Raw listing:
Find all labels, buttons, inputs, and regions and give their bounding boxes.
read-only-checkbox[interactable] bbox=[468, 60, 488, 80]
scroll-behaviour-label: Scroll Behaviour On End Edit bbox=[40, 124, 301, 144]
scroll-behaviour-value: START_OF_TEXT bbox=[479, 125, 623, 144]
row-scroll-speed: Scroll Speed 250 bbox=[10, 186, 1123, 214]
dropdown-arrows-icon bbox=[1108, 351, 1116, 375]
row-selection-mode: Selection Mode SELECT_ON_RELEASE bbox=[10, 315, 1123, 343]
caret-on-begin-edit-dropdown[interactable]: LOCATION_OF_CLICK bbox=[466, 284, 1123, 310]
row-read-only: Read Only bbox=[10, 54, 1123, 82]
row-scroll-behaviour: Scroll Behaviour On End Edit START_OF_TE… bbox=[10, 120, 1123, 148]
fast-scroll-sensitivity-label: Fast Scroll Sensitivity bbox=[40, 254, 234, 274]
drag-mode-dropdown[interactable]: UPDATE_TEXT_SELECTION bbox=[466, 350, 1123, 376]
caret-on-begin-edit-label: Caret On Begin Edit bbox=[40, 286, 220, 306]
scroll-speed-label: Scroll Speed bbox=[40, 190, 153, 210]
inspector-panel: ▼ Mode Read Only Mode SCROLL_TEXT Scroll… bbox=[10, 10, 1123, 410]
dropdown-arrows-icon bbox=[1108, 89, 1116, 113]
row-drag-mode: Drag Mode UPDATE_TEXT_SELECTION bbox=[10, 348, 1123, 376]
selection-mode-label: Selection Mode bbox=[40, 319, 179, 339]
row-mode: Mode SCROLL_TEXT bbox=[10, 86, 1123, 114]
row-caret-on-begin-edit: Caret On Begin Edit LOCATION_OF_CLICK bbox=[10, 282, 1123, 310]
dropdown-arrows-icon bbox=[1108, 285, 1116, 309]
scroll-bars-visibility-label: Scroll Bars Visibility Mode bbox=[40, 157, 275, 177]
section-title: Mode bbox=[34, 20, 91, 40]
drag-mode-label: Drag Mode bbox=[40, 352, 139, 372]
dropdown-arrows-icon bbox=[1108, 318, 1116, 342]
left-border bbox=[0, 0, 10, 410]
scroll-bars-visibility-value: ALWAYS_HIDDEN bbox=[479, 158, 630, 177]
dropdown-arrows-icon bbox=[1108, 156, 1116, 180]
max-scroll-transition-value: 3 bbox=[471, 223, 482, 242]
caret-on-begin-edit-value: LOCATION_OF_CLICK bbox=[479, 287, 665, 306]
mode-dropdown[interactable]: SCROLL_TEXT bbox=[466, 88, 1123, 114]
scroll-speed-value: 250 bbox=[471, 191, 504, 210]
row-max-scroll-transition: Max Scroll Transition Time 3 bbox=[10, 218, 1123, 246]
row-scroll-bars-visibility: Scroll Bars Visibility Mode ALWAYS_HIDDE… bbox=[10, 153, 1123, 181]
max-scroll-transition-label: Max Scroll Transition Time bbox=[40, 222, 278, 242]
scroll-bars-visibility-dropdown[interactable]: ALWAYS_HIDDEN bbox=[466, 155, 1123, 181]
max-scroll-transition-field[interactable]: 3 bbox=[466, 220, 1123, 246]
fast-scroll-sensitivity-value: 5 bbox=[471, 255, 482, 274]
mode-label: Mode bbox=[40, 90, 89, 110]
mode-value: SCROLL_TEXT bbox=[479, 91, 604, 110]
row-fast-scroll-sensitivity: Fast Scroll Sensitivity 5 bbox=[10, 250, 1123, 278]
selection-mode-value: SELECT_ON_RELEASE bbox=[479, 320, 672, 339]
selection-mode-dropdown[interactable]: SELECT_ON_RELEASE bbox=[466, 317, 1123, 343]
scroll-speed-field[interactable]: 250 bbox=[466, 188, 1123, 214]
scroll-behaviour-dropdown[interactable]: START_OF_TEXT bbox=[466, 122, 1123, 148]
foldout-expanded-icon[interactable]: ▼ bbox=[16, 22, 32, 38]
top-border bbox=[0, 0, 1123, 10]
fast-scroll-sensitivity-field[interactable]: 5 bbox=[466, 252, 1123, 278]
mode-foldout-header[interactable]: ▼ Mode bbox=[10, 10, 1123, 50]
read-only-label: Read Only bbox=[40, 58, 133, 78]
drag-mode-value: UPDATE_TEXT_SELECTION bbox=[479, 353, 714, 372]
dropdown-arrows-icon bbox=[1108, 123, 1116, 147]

WHAT IS BEING ASKED -
Please rewrite everything from the start of the listing down to the line containing "dropdown-arrows-icon bbox=[1108, 285, 1116, 309]", putting "END_OF_TEXT" wherever "LOCATION_OF_CLICK" appears and keeping all else unchanged.

ANSWER FOR THE TASK -
Find all labels, buttons, inputs, and regions and give their bounding boxes.
read-only-checkbox[interactable] bbox=[468, 60, 488, 80]
scroll-behaviour-label: Scroll Behaviour On End Edit bbox=[40, 124, 301, 144]
scroll-behaviour-value: START_OF_TEXT bbox=[479, 125, 623, 144]
row-scroll-speed: Scroll Speed 250 bbox=[10, 186, 1123, 214]
dropdown-arrows-icon bbox=[1108, 351, 1116, 375]
row-selection-mode: Selection Mode SELECT_ON_RELEASE bbox=[10, 315, 1123, 343]
caret-on-begin-edit-dropdown[interactable]: END_OF_TEXT bbox=[466, 284, 1123, 310]
row-read-only: Read Only bbox=[10, 54, 1123, 82]
row-scroll-behaviour: Scroll Behaviour On End Edit START_OF_TE… bbox=[10, 120, 1123, 148]
fast-scroll-sensitivity-label: Fast Scroll Sensitivity bbox=[40, 254, 234, 274]
drag-mode-dropdown[interactable]: UPDATE_TEXT_SELECTION bbox=[466, 350, 1123, 376]
caret-on-begin-edit-label: Caret On Begin Edit bbox=[40, 286, 220, 306]
scroll-speed-label: Scroll Speed bbox=[40, 190, 153, 210]
inspector-panel: ▼ Mode Read Only Mode SCROLL_TEXT Scroll… bbox=[10, 10, 1123, 410]
dropdown-arrows-icon bbox=[1108, 89, 1116, 113]
row-drag-mode: Drag Mode UPDATE_TEXT_SELECTION bbox=[10, 348, 1123, 376]
selection-mode-label: Selection Mode bbox=[40, 319, 179, 339]
row-mode: Mode SCROLL_TEXT bbox=[10, 86, 1123, 114]
row-caret-on-begin-edit: Caret On Begin Edit END_OF_TEXT bbox=[10, 282, 1123, 310]
dropdown-arrows-icon bbox=[1108, 285, 1116, 309]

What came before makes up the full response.